**JOB:** Copy each line of the material below that includes the string "title".
★ ★ ★
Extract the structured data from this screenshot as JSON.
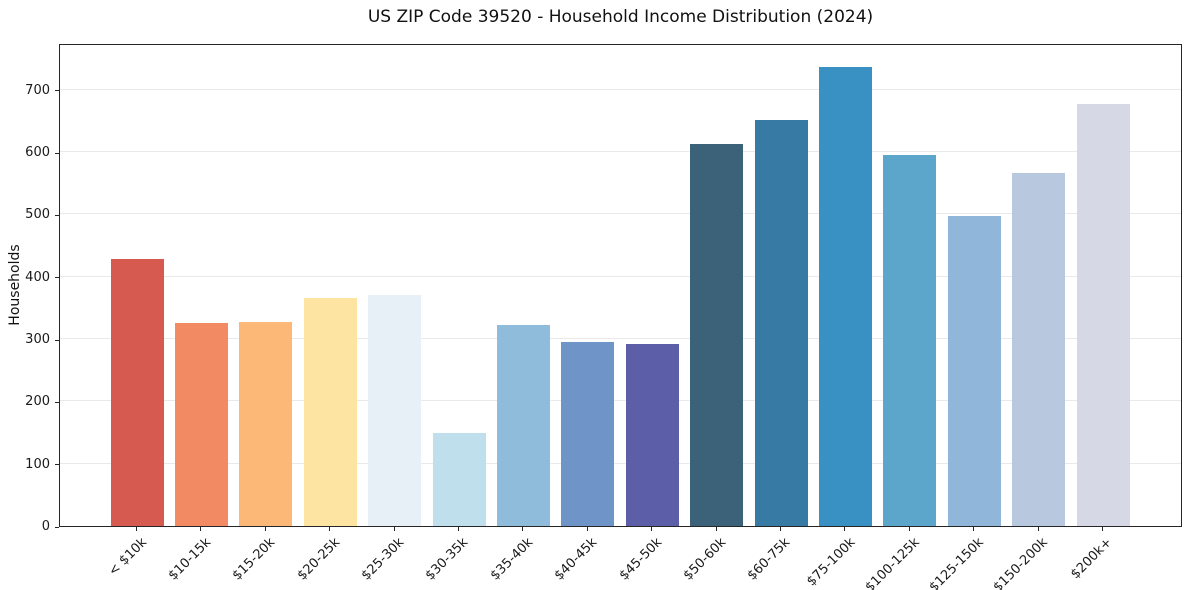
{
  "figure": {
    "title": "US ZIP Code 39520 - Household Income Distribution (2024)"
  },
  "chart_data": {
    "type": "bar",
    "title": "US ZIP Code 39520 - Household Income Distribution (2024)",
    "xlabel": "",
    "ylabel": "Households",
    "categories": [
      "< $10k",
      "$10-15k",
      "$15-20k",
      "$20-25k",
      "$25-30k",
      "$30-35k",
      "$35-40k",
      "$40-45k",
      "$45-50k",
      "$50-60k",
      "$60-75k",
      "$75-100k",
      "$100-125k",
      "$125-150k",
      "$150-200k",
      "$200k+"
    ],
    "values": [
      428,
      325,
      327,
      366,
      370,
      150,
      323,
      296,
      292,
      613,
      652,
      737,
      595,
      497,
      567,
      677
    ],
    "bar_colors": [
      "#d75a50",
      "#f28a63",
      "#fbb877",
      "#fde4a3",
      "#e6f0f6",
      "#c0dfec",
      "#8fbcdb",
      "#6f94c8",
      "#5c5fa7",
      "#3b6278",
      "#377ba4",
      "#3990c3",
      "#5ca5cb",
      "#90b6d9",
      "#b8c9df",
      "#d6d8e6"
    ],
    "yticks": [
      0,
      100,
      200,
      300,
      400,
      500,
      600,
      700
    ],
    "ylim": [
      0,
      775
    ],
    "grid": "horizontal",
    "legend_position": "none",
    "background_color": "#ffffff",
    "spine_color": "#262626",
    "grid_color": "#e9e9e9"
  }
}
★ ★ ★
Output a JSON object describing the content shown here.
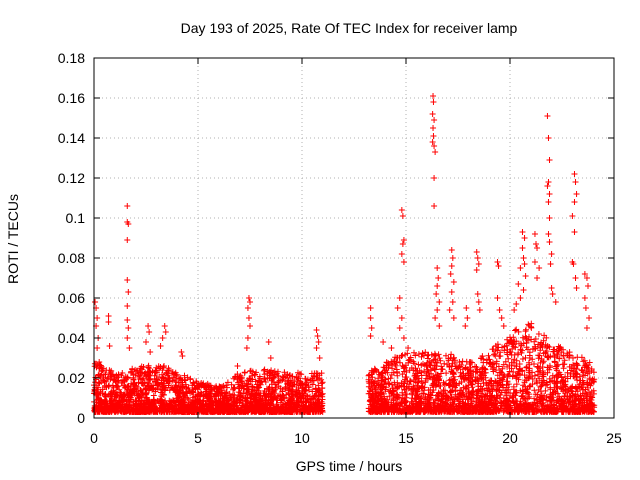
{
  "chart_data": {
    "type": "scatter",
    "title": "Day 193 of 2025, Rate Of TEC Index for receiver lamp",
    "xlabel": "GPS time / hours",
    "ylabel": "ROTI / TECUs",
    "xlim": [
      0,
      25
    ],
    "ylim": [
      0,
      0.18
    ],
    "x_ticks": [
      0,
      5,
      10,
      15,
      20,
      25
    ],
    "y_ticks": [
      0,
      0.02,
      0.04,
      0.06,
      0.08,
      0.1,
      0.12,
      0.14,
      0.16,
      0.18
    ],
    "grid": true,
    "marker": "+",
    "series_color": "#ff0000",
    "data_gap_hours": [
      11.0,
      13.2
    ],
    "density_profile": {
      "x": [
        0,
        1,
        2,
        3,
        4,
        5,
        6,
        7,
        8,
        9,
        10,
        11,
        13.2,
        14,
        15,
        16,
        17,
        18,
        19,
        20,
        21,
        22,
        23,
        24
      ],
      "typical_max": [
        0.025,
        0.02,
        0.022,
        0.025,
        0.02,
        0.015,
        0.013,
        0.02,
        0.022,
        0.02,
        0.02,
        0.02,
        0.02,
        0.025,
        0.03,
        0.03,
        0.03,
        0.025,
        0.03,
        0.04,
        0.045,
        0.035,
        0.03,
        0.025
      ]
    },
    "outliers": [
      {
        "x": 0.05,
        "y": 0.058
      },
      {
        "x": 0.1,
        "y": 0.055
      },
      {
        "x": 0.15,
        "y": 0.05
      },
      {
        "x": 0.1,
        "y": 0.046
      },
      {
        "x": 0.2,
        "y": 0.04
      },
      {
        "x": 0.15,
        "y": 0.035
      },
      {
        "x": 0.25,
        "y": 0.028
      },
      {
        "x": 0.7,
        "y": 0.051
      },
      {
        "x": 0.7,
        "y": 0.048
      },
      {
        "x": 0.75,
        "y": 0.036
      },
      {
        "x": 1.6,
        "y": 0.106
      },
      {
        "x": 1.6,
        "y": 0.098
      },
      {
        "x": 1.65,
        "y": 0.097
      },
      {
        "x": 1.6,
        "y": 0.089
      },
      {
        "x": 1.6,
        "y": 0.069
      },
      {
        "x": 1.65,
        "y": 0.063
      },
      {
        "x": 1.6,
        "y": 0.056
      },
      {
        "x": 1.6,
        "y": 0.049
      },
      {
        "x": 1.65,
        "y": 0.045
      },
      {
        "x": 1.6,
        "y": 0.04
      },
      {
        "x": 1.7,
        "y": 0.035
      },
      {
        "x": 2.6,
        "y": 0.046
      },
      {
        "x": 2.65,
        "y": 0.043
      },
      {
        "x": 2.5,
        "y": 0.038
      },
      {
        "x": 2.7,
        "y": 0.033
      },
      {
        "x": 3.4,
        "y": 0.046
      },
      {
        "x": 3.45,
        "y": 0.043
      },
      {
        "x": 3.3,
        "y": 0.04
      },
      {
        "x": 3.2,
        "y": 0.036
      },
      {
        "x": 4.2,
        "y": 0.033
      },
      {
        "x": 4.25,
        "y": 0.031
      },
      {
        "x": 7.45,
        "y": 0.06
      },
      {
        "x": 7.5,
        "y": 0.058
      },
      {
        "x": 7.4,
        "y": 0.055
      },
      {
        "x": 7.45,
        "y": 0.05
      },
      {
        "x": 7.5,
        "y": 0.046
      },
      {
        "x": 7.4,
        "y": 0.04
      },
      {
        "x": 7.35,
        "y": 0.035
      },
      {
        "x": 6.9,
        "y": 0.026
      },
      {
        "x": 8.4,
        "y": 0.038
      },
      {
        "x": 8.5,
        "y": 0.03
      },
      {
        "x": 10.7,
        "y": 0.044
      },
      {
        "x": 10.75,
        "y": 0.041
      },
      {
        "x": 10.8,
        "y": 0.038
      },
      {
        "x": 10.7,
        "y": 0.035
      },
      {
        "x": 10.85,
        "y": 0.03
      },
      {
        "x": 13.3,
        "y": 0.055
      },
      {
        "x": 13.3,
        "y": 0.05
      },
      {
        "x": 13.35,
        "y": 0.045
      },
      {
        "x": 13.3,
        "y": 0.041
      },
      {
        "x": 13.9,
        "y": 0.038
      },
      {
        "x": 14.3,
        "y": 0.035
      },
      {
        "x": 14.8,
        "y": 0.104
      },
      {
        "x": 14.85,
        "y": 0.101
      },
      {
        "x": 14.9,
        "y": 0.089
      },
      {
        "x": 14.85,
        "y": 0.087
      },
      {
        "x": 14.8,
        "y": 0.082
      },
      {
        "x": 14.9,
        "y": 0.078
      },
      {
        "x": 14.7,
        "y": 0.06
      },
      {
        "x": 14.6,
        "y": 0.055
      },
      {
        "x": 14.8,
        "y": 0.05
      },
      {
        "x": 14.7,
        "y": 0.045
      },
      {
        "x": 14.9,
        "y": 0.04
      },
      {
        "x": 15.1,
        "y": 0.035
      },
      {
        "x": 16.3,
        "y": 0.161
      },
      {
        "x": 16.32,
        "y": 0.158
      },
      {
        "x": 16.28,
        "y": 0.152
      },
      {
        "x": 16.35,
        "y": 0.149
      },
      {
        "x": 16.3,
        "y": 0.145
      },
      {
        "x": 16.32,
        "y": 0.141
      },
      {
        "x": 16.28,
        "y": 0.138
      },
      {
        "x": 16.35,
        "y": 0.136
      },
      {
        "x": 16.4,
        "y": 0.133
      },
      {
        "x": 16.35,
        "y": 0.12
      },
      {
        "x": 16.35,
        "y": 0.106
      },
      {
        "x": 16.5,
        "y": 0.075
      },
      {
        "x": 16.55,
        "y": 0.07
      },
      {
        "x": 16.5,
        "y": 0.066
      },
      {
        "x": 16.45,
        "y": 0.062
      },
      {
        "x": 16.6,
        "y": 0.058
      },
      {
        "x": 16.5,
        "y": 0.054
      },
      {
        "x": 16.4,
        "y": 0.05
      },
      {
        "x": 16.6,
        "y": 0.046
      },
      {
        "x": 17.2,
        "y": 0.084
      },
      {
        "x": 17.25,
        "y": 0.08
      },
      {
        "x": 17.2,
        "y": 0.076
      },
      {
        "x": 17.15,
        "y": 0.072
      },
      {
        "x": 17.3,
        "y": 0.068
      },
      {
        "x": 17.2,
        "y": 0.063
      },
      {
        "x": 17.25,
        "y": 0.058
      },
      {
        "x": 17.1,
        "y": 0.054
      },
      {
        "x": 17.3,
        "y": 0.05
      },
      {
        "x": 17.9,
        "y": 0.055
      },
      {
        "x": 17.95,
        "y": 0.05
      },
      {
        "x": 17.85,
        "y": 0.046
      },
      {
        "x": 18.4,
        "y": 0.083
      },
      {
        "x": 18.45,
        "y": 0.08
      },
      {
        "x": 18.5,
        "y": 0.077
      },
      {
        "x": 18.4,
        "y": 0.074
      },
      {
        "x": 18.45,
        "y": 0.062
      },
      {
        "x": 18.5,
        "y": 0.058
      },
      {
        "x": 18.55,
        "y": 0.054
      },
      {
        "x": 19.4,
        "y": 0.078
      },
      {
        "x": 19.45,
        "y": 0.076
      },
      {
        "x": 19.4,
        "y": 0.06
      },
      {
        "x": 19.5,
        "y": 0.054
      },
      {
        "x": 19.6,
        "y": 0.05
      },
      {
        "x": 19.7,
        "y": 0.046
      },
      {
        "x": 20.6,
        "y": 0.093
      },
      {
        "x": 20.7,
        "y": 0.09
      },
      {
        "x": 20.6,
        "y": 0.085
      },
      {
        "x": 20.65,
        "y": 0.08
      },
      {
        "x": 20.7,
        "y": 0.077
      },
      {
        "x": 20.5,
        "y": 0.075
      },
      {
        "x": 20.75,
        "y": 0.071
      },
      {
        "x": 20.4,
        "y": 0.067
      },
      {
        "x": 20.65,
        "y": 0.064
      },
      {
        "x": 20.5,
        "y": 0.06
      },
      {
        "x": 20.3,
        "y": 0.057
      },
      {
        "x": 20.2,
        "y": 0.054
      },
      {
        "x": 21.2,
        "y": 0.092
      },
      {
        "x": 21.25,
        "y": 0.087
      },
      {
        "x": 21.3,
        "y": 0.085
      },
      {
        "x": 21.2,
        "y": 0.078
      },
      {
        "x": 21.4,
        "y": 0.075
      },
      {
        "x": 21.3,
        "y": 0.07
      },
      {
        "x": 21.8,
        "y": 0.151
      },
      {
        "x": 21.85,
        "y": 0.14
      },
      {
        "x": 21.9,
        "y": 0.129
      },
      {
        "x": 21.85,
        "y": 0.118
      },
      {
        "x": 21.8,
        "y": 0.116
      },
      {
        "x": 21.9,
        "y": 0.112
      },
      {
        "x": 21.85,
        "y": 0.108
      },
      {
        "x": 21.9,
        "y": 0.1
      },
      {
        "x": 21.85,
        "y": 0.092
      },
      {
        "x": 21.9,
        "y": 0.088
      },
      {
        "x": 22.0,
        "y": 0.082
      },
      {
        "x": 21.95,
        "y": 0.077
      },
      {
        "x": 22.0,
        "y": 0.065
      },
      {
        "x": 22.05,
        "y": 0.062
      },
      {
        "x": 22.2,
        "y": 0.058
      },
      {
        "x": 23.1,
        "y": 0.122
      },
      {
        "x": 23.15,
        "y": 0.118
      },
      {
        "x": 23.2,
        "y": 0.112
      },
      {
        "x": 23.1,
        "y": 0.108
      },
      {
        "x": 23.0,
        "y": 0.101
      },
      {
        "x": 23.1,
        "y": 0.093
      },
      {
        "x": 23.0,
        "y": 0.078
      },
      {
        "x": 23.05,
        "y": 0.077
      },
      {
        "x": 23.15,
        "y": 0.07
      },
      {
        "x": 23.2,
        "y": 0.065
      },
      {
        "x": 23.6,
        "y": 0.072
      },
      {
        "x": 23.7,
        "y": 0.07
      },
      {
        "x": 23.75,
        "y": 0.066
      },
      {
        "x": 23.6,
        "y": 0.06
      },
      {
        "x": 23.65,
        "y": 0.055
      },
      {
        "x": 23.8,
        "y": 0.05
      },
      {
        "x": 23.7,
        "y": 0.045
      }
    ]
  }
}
★ ★ ★
**THE RESULT:**
    "title": "US ZIP Code 39520 - Household Income Distribution (2024)"
    "title": "US ZIP Code 39520 - Household Income Distribution (2024)",
    "title": "Day 193 of 2025, Rate Of TEC Index for receiver lamp",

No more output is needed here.